* EXERCISE
Could you extract every entry below and reproduce it exactly?

[start of RECORDS SUPPLIED]

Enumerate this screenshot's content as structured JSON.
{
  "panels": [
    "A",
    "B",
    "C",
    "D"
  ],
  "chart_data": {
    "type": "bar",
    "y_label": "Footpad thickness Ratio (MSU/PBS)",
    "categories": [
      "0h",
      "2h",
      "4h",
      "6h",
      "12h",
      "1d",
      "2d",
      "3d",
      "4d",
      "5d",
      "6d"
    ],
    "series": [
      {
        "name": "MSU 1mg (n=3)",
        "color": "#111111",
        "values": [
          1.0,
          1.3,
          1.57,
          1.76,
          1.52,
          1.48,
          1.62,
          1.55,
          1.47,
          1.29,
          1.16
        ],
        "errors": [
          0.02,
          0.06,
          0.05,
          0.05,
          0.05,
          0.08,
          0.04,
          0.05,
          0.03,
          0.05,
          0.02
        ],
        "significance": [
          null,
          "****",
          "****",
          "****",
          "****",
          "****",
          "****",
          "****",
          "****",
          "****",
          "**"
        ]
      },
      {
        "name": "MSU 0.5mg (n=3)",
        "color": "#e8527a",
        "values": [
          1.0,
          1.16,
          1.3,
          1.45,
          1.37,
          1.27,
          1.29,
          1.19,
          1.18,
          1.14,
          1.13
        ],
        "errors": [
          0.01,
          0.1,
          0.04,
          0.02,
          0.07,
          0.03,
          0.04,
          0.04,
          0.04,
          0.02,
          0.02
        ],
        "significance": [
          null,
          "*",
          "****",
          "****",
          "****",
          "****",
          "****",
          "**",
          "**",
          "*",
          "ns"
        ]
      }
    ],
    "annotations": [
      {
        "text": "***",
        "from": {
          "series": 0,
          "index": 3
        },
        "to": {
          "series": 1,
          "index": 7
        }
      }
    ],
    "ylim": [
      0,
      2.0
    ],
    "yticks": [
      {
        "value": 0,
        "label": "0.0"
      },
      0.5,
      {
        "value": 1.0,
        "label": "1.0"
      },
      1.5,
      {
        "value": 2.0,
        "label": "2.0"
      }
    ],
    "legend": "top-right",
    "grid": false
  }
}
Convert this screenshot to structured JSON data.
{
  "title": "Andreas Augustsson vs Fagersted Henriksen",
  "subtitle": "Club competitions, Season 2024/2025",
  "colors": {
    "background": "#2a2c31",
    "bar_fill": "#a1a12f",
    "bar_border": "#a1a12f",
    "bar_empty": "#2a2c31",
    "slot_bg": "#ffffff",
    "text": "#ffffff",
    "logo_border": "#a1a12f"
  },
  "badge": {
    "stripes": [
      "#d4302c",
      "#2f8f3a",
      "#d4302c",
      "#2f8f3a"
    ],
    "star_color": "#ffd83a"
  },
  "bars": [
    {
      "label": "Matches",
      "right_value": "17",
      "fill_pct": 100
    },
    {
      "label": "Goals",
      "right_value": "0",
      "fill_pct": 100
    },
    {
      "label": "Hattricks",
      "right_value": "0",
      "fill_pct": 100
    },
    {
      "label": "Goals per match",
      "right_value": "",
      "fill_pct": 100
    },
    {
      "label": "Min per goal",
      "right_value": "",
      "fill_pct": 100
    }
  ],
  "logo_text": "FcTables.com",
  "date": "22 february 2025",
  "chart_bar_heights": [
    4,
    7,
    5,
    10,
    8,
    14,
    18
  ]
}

[end of RECORDS SUPPLIED]

* FULL OUTPUT
Enumerate this screenshot's content as structured JSON.
{
  "panels": [
    "A",
    "B",
    "C",
    "D"
  ],
  "chart_data": {
    "type": "bar",
    "y_label": "Footpad thickness Ratio (MSU/PBS)",
    "categories": [
      "0h",
      "2h",
      "4h",
      "6h",
      "12h",
      "1d",
      "2d",
      "3d",
      "4d",
      "5d",
      "6d"
    ],
    "series": [
      {
        "name": "MSU 1mg (n=3)",
        "color": "#111111",
        "values": [
          1.0,
          1.3,
          1.57,
          1.76,
          1.52,
          1.48,
          1.62,
          1.55,
          1.47,
          1.29,
          1.16
        ],
        "errors": [
          0.02,
          0.06,
          0.05,
          0.05,
          0.05,
          0.08,
          0.04,
          0.05,
          0.03,
          0.05,
          0.02
        ],
        "significance": [
          null,
          "****",
          "****",
          "****",
          "****",
          "****",
          "****",
          "****",
          "****",
          "****",
          "**"
        ]
      },
      {
        "name": "MSU 0.5mg (n=3)",
        "color": "#e8527a",
        "values": [
          1.0,
          1.16,
          1.3,
          1.45,
          1.37,
          1.27,
          1.29,
          1.19,
          1.18,
          1.14,
          1.13
        ],
        "errors": [
          0.01,
          0.1,
          0.04,
          0.02,
          0.07,
          0.03,
          0.04,
          0.04,
          0.04,
          0.02,
          0.02
        ],
        "significance": [
          null,
          "*",
          "****",
          "****",
          "****",
          "****",
          "****",
          "**",
          "**",
          "*",
          "ns"
        ]
      }
    ],
    "annotations": [
      {
        "text": "***",
        "from": {
          "series": 0,
          "index": 3
        },
        "to": {
          "series": 1,
          "index": 7
        }
      }
    ],
    "ylim": [
      0,
      2.0
    ],
    "yticks": [
      {
        "value": 0,
        "label": "0.0"
      },
      0.5,
      {
        "value": 1.0,
        "label": "1.0"
      },
      1.5,
      {
        "value": 2.0,
        "label": "2.0"
      }
    ],
    "legend": "top-right",
    "grid": false
  }
}
Convert this screenshot to structured JSON data.
{
  "title": "Andreas Augustsson vs Fagersted Henriksen",
  "subtitle": "Club competitions, Season 2024/2025",
  "colors": {
    "background": "#2a2c31",
    "bar_fill": "#a1a12f",
    "bar_border": "#a1a12f",
    "bar_empty": "#2a2c31",
    "slot_bg": "#ffffff",
    "text": "#ffffff",
    "logo_border": "#a1a12f"
  },
  "badge": {
    "stripes": [
      "#d4302c",
      "#2f8f3a",
      "#d4302c",
      "#2f8f3a"
    ],
    "star_color": "#ffd83a"
  },
  "bars": [
    {
      "label": "Matches",
      "right_value": "17",
      "fill_pct": 100
    },
    {
      "label": "Goals",
      "right_value": "0",
      "fill_pct": 100
    },
    {
      "label": "Hattricks",
      "right_value": "0",
      "fill_pct": 100
    },
    {
      "label": "Goals per match",
      "right_value": "",
      "fill_pct": 100
    },
    {
      "label": "Min per goal",
      "right_value": "",
      "fill_pct": 100
    }
  ],
  "logo_text": "FcTables.com",
  "date": "22 february 2025",
  "chart_bar_heights": [
    4,
    7,
    5,
    10,
    8,
    14,
    18
  ]
}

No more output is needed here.